[Saved entries]
....
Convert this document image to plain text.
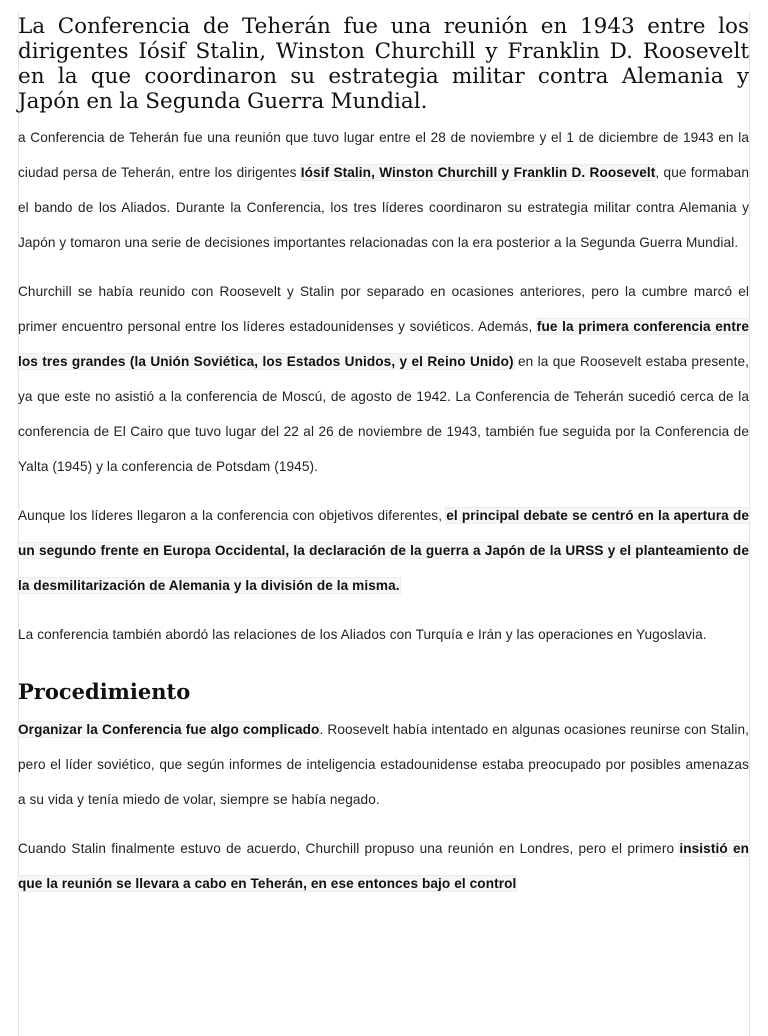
La Conferencia de Teherán fue una reunión en 1943 entre los dirigentes Iósif Stalin, Winston Churchill y Franklin D. Roosevelt en la que coordinaron su estrategia militar contra Alemania y Japón en la Segunda Guerra Mundial.

a Conferencia de Teherán fue una reunión que tuvo lugar entre el 28 de noviembre y el 1 de diciembre de 1943 en la ciudad persa de Teherán, entre los dirigentes Iósif Stalin, Winston Churchill y Franklin D. Roosevelt, que formaban el bando de los Aliados. Durante la Conferencia, los tres líderes coordinaron su estrategia militar contra Alemania y Japón y tomaron una serie de decisiones importantes relacionadas con la era posterior a la Segunda Guerra Mundial.

Churchill se había reunido con Roosevelt y Stalin por separado en ocasiones anteriores, pero la cumbre marcó el primer encuentro personal entre los líderes estadounidenses y soviéticos. Además, fue la primera conferencia entre los tres grandes (la Unión Soviética, los Estados Unidos, y el Reino Unido) en la que Roosevelt estaba presente, ya que este no asistió a la conferencia de Moscú, de agosto de 1942. La Conferencia de Teherán sucedió cerca de la conferencia de El Cairo que tuvo lugar del 22 al 26 de noviembre de 1943, también fue seguida por la Conferencia de Yalta (1945) y la conferencia de Potsdam (1945).

Aunque los líderes llegaron a la conferencia con objetivos diferentes, el principal debate se centró en la apertura de un segundo frente en Europa Occidental, la declaración de la guerra a Japón de la URSS y el planteamiento de la desmilitarización de Alemania y la división de la misma.

La conferencia también abordó las relaciones de los Aliados con Turquía e Irán y las operaciones en Yugoslavia.

Procedimiento

Organizar la Conferencia fue algo complicado. Roosevelt había intentado en algunas ocasiones reunirse con Stalin, pero el líder soviético, que según informes de inteligencia estadounidense estaba preocupado por posibles amenazas a su vida y tenía miedo de volar, siempre se había negado.

Cuando Stalin finalmente estuvo de acuerdo, Churchill propuso una reunión en Londres, pero el primero insistió en que la reunión se llevara a cabo en Teherán, en ese entonces bajo el control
....
» Written exercise:
Among the lines of the material, find those that hold the word "Iósif" and copy them.

» Exercise answer:
La Conferencia de Teherán fue una reunión en 1943 entre los dirigentes Iósif Stalin, Winston Churchill y Franklin D. Roosevelt en la que coordinaron su estrategia militar contra Alemania y Japón en la Segunda Guerra Mundial.
a Conferencia de Teherán fue una reunión que tuvo lugar entre el 28 de noviembre y el 1 de diciembre de 1943 en la ciudad persa de Teherán, entre los dirigentes Iósif Stalin, Winston Churchill y Franklin D. Roosevelt, que formaban el bando de los Aliados. Durante la Conferencia, los tres líderes coordinaron su estrategia militar contra Alemania y Japón y tomaron una serie de decisiones importantes relacionadas con la era posterior a la Segunda Guerra Mundial.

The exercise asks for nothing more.